:: WORK TO COMPLETE ::
The exercise asks you to copy every line below in which "marker" appears.

:: MATERIAL ::
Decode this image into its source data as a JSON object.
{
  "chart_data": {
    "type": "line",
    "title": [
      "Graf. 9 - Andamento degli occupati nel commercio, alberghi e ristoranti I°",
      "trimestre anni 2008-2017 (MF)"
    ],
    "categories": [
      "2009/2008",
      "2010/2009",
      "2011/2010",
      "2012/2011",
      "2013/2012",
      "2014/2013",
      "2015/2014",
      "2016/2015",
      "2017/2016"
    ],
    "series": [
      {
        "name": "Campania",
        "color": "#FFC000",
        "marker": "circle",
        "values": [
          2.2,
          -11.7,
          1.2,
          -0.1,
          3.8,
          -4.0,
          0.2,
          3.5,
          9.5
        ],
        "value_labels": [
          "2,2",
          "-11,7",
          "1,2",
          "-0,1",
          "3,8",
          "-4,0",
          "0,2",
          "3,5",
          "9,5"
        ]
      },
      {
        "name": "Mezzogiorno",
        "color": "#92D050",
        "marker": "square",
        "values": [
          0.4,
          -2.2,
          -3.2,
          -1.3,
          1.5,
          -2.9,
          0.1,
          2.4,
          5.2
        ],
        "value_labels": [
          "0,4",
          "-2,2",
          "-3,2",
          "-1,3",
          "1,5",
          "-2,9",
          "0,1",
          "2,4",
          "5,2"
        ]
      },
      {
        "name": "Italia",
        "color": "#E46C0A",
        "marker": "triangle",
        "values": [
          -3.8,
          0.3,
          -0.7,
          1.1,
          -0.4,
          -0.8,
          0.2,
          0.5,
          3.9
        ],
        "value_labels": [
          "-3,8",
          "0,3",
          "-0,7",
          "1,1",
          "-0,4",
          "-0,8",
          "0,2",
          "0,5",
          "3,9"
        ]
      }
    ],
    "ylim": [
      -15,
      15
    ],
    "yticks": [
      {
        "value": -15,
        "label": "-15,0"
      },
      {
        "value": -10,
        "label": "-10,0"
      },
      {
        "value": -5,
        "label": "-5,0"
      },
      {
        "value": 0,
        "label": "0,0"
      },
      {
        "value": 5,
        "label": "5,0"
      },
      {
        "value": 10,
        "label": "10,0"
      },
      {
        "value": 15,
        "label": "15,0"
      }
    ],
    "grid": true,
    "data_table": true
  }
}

:: THE ANSWER ::
        "marker": "circle",
        "marker": "square",
        "marker": "triangle",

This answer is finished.